# Task statement
Treat the line containing "What text is on this page?" as the first line and the final line of the material below as the last; reproduce that range exactly.

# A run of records
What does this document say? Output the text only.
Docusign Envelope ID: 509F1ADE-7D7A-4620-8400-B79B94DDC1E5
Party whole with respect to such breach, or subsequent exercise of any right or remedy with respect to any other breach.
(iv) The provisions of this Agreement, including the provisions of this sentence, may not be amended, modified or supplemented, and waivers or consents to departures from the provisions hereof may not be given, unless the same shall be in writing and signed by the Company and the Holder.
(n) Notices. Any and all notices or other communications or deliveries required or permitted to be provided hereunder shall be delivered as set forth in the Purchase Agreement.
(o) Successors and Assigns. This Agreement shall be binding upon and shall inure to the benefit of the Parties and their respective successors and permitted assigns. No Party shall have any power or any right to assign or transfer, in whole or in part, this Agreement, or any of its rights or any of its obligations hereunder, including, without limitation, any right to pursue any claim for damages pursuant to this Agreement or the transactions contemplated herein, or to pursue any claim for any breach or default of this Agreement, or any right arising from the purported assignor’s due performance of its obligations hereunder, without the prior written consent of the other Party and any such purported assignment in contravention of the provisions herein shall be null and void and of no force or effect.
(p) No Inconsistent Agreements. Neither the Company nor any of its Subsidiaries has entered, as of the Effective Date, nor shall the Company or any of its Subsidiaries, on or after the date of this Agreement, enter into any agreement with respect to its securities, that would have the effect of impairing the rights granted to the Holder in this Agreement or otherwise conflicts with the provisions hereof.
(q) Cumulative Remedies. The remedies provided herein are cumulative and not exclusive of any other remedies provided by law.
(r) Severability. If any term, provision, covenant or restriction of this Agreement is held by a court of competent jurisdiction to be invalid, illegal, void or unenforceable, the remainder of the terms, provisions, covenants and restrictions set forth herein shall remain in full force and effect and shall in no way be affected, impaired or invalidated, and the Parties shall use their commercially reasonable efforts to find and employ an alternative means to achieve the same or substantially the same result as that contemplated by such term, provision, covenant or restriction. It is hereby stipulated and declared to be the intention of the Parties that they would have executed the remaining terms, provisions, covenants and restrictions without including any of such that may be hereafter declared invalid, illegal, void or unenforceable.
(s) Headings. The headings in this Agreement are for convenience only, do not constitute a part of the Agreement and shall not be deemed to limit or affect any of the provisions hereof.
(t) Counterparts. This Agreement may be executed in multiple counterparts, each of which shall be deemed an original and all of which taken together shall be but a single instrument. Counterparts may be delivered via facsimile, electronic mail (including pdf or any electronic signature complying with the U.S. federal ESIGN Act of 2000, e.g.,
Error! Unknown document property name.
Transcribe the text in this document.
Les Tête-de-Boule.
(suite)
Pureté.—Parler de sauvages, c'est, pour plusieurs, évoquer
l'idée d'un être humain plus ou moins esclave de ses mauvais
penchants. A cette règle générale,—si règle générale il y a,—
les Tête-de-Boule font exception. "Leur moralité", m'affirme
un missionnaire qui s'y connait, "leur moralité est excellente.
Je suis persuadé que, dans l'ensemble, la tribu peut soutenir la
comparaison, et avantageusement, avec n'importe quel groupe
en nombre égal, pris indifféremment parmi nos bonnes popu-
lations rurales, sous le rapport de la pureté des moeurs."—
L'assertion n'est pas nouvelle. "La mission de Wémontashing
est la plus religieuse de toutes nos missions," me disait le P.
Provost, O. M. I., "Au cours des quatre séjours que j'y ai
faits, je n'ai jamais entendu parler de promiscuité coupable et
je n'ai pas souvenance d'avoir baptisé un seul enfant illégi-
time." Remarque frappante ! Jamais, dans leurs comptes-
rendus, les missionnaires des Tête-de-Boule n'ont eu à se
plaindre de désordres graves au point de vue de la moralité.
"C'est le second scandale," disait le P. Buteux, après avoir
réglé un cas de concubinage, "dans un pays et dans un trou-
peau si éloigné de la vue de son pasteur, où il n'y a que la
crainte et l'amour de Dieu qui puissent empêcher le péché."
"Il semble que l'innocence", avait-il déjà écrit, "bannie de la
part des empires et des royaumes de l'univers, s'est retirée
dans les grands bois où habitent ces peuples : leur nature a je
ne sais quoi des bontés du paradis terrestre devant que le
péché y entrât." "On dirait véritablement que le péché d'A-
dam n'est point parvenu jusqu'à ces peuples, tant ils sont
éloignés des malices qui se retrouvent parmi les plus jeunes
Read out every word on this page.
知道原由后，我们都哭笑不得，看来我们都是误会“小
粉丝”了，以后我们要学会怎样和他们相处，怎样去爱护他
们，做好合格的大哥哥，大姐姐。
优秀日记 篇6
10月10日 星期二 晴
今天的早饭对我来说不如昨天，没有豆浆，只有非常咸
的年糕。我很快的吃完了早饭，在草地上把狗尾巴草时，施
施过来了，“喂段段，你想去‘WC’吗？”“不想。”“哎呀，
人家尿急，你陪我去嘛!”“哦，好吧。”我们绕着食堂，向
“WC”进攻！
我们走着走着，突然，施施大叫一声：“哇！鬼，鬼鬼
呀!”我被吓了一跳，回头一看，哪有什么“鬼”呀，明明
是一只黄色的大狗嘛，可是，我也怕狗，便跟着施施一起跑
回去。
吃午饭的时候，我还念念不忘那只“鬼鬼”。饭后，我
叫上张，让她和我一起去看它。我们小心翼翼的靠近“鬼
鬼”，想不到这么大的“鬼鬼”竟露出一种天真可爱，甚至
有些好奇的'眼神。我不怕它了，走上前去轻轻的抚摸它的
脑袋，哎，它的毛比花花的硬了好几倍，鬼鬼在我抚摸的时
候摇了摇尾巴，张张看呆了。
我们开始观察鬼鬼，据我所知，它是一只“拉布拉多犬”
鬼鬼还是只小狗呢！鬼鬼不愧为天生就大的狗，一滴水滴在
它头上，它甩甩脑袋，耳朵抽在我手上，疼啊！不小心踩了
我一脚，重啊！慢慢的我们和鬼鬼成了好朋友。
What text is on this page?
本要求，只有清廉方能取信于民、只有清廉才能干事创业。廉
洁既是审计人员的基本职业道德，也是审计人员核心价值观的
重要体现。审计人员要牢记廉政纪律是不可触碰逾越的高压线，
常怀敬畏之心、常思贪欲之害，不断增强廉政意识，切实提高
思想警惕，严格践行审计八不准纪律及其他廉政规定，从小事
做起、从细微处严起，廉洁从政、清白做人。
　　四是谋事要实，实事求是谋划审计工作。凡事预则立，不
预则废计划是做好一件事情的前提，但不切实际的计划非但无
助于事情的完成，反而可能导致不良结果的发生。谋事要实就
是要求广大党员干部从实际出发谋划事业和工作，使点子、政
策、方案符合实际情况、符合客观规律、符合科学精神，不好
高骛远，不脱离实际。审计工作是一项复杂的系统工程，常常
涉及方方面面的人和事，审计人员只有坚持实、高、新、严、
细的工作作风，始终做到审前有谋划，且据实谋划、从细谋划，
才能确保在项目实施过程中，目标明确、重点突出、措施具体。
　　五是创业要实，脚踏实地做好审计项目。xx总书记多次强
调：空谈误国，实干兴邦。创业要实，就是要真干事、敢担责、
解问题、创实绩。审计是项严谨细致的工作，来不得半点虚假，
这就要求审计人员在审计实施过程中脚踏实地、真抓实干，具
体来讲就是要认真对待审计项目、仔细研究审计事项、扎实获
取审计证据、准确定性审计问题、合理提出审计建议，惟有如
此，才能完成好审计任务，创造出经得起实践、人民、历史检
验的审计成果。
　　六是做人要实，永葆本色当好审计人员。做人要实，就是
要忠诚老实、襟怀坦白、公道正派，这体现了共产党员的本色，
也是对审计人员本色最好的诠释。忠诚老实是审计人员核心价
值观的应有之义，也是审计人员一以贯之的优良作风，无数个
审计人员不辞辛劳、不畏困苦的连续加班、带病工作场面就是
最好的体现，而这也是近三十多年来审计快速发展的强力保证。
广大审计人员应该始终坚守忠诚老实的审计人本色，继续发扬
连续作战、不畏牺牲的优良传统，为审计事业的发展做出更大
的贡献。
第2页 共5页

# Answer for this exercise
What text is on this page?
本要求，只有清廉方能取信于民、只有清廉才能干事创业。廉
洁既是审计人员的基本职业道德，也是审计人员核心价值观的
重要体现。审计人员要牢记廉政纪律是不可触碰逾越的高压线，
常怀敬畏之心、常思贪欲之害，不断增强廉政意识，切实提高
思想警惕，严格践行审计八不准纪律及其他廉政规定，从小事
做起、从细微处严起，廉洁从政、清白做人。
　　四是谋事要实，实事求是谋划审计工作。凡事预则立，不
预则废计划是做好一件事情的前提，但不切实际的计划非但无
助于事情的完成，反而可能导致不良结果的发生。谋事要实就
是要求广大党员干部从实际出发谋划事业和工作，使点子、政
策、方案符合实际情况、符合客观规律、符合科学精神，不好
高骛远，不脱离实际。审计工作是一项复杂的系统工程，常常
涉及方方面面的人和事，审计人员只有坚持实、高、新、严、
细的工作作风，始终做到审前有谋划，且据实谋划、从细谋划，
才能确保在项目实施过程中，目标明确、重点突出、措施具体。
　　五是创业要实，脚踏实地做好审计项目。xx总书记多次强
调：空谈误国，实干兴邦。创业要实，就是要真干事、敢担责、
解问题、创实绩。审计是项严谨细致的工作，来不得半点虚假，
这就要求审计人员在审计实施过程中脚踏实地、真抓实干，具
体来讲就是要认真对待审计项目、仔细研究审计事项、扎实获
取审计证据、准确定性审计问题、合理提出审计建议，惟有如
此，才能完成好审计任务，创造出经得起实践、人民、历史检
验的审计成果。
　　六是做人要实，永葆本色当好审计人员。做人要实，就是
要忠诚老实、襟怀坦白、公道正派，这体现了共产党员的本色，
也是对审计人员本色最好的诠释。忠诚老实是审计人员核心价
值观的应有之义，也是审计人员一以贯之的优良作风，无数个
审计人员不辞辛劳、不畏困苦的连续加班、带病工作场面就是
最好的体现，而这也是近三十多年来审计快速发展的强力保证。
广大审计人员应该始终坚守忠诚老实的审计人本色，继续发扬
连续作战、不畏牺牲的优良传统，为审计事业的发展做出更大
的贡献。
第2页 共5页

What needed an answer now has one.